### Given information
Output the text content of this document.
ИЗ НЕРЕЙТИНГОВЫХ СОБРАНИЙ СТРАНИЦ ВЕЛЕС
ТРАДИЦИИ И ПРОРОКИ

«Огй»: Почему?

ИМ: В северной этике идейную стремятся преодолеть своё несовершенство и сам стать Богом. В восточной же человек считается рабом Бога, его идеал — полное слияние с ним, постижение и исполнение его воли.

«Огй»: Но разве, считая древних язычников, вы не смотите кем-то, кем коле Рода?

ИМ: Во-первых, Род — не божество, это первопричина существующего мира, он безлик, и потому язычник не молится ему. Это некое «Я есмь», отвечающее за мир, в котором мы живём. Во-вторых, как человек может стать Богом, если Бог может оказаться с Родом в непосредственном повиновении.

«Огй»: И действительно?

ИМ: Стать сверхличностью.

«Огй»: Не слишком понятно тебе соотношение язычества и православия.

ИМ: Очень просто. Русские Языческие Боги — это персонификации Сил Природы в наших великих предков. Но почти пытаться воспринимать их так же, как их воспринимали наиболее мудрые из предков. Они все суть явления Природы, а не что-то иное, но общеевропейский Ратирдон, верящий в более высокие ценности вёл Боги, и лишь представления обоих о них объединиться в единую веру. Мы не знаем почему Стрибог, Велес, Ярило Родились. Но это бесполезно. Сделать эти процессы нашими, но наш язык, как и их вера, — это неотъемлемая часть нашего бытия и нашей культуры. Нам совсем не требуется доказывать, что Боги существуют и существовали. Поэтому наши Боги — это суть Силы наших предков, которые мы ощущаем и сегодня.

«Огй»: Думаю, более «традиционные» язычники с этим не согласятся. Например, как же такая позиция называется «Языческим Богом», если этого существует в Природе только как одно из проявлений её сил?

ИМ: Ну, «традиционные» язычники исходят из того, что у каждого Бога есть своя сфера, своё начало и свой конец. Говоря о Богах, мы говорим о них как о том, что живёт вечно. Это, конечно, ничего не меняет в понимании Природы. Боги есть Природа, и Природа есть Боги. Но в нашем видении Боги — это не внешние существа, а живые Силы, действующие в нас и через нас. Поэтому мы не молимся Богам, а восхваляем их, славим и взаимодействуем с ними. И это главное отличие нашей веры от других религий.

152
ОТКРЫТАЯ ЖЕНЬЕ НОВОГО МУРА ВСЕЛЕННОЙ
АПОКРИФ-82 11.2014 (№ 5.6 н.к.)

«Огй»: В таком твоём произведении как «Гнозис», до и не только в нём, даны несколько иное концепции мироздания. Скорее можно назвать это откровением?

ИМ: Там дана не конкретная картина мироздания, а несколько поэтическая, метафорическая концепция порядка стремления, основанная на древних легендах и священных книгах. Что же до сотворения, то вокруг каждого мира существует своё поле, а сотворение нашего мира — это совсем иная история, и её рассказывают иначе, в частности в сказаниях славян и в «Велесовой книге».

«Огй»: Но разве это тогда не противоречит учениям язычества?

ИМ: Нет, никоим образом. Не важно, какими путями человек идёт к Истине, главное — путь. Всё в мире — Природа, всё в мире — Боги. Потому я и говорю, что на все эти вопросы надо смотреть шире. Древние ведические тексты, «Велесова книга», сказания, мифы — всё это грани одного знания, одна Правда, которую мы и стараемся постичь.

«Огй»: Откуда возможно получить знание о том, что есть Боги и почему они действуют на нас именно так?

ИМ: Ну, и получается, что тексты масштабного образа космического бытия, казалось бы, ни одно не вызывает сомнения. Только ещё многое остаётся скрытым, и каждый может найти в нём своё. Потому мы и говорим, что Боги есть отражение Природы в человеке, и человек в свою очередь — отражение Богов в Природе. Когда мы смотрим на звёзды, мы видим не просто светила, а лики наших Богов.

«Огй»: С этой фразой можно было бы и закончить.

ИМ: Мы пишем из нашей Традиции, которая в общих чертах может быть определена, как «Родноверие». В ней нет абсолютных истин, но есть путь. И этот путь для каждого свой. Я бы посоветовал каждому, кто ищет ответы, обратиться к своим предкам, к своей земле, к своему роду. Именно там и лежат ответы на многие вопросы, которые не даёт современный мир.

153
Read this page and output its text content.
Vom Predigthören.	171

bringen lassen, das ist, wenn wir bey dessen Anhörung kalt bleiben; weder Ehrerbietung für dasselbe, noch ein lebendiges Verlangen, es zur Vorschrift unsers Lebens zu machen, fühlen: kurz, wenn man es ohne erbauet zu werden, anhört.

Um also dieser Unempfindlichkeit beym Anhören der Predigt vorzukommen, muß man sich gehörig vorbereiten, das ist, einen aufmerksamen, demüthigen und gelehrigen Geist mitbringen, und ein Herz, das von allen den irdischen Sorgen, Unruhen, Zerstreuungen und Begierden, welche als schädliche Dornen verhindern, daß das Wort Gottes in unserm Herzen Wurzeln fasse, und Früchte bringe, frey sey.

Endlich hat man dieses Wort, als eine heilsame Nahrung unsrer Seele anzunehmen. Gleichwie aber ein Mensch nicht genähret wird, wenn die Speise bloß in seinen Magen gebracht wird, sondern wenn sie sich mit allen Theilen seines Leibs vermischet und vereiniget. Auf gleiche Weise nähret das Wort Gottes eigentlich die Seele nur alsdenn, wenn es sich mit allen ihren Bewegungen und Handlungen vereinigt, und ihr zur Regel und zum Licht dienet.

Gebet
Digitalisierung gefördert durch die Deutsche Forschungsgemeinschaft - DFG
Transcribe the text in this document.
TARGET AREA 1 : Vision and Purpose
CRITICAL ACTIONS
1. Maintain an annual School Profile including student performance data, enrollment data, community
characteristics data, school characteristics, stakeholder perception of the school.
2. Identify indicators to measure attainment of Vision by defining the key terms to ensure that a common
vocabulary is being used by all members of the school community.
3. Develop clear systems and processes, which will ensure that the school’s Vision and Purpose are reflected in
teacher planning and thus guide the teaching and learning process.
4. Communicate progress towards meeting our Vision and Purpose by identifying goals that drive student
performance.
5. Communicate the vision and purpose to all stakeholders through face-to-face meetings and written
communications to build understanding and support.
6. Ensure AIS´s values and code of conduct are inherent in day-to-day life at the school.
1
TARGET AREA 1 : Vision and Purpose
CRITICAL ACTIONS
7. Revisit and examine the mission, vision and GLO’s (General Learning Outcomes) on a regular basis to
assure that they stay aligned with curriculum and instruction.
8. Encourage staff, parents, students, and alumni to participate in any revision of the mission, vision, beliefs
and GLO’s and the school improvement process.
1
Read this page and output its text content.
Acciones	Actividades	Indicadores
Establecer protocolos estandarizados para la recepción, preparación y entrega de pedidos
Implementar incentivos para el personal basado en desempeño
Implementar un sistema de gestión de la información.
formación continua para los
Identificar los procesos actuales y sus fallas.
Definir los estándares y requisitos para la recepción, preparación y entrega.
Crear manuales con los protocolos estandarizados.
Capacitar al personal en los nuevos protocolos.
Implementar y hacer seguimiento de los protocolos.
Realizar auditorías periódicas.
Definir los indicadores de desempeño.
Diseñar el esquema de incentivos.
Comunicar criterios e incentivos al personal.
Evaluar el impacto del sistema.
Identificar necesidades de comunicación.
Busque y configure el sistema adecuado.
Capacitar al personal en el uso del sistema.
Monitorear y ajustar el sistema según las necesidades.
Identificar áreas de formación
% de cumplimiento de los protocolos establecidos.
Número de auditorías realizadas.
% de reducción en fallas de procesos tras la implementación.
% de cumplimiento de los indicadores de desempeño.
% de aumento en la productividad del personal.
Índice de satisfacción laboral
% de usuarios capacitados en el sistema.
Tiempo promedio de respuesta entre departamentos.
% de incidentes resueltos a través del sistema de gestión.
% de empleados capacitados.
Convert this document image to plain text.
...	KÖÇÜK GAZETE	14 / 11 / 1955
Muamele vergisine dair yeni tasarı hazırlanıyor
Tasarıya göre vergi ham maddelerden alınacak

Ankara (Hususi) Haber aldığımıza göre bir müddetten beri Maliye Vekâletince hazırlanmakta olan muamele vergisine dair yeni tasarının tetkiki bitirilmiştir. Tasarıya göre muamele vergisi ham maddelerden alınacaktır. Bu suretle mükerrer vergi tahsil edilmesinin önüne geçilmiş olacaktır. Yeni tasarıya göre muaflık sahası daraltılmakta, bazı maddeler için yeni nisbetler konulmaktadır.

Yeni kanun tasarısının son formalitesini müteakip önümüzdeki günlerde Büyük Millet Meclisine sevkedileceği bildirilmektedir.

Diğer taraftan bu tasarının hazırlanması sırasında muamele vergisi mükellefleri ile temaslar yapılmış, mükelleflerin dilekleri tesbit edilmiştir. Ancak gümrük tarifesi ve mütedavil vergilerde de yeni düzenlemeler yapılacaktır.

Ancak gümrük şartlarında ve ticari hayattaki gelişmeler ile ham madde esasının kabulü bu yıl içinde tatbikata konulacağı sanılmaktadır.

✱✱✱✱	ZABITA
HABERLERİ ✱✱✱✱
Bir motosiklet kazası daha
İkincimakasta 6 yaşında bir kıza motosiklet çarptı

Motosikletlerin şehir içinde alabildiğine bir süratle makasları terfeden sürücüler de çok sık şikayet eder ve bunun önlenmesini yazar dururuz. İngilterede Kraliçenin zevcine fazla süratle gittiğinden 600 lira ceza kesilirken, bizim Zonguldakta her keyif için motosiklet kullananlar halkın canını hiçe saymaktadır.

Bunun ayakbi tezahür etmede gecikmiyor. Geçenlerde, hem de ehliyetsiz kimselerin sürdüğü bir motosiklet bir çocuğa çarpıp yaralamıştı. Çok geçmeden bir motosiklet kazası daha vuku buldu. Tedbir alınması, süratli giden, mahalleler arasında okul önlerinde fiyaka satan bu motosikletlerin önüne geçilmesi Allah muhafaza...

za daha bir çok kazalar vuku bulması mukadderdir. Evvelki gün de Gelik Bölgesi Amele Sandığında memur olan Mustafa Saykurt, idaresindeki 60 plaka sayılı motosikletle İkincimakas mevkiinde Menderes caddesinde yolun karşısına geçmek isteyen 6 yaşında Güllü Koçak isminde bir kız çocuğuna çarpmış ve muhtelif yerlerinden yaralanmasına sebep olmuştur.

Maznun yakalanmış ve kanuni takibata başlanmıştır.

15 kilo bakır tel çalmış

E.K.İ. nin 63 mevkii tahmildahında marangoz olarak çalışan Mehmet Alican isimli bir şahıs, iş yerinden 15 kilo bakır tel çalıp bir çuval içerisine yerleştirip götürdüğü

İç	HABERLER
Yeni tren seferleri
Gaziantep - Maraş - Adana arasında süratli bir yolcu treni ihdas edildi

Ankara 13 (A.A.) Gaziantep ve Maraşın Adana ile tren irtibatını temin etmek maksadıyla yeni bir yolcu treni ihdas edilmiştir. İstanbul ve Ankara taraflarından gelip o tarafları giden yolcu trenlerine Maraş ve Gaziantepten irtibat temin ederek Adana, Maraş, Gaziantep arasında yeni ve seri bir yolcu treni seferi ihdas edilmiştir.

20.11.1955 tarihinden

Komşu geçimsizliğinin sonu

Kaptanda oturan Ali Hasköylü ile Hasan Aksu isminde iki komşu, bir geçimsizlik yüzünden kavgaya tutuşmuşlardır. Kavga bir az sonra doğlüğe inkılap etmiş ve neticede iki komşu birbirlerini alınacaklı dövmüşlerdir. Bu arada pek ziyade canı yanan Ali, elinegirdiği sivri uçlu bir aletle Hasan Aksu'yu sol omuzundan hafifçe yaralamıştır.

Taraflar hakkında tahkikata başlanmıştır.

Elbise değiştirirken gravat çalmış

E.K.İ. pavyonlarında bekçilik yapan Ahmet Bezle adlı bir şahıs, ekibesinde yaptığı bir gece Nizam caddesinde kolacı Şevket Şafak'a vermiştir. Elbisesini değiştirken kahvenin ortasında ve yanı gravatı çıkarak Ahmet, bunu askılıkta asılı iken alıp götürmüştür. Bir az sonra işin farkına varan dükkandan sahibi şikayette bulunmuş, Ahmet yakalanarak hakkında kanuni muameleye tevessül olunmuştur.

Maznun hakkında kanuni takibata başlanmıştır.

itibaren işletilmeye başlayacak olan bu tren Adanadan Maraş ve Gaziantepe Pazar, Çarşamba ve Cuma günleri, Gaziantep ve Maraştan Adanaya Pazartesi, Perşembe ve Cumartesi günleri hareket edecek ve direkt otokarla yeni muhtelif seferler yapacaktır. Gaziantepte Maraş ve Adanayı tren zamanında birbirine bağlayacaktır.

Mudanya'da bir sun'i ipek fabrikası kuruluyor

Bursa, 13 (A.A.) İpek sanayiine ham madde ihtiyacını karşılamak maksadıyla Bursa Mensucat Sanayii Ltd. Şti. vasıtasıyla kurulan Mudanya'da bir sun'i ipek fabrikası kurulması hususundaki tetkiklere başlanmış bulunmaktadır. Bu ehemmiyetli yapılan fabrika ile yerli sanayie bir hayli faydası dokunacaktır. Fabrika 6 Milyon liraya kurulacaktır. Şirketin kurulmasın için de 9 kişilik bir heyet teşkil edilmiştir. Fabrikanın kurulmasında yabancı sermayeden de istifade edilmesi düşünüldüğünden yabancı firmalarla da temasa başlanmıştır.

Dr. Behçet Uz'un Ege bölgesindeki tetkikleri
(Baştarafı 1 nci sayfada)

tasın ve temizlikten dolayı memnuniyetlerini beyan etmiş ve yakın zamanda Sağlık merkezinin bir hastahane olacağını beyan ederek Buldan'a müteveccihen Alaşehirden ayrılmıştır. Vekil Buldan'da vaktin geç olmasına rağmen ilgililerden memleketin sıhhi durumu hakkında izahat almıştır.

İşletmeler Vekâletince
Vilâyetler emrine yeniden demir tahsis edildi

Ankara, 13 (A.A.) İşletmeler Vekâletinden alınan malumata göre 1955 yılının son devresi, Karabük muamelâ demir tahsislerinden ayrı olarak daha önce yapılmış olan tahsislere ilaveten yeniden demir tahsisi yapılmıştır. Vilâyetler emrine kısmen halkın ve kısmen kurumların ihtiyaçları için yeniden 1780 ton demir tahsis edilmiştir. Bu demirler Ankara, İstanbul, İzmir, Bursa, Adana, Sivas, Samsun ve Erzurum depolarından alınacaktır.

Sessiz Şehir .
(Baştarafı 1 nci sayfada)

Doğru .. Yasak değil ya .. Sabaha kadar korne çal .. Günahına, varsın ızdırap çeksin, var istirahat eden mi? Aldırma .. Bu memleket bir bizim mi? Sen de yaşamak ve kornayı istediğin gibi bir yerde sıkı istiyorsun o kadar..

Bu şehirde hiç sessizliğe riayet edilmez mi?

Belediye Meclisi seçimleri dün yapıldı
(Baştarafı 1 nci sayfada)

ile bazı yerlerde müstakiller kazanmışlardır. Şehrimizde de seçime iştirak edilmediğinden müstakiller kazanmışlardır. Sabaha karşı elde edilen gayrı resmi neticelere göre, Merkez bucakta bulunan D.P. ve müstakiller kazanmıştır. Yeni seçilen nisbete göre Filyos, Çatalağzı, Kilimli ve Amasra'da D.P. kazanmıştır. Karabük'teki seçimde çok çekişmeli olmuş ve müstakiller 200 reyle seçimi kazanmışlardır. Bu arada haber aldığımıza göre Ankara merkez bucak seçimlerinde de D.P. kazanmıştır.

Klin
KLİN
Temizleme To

### What is needed
Select the lines from the entries that include the word "Gaziantep".

### Final result
Gaziantep - Maraş - Adana arasında süratli bir yolcu treni ihdas edildi
Ankara 13 (A.A.) Gaziantep ve Maraşın Adana ile tren irtibatını temin etmek maksadıyla yeni bir yolcu treni ihdas edilmiştir. İstanbul ve Ankara taraflarından gelip o tarafları giden yolcu trenlerine Maraş ve Gaziantepten irtibat temin ederek Adana, Maraş, Gaziantep arasında yeni ve seri bir yolcu treni seferi ihdas edilmiştir.
itibaren işletilmeye başlayacak olan bu tren Adanadan Maraş ve Gaziantepe Pazar, Çarşamba ve Cuma günleri, Gaziantep ve Maraştan Adanaya Pazartesi, Perşembe ve Cumartesi günleri hareket edecek ve direkt otokarla yeni muhtelif seferler yapacaktır. Gaziantepte Maraş ve Adanayı tren zamanında birbirine bağlayacaktır.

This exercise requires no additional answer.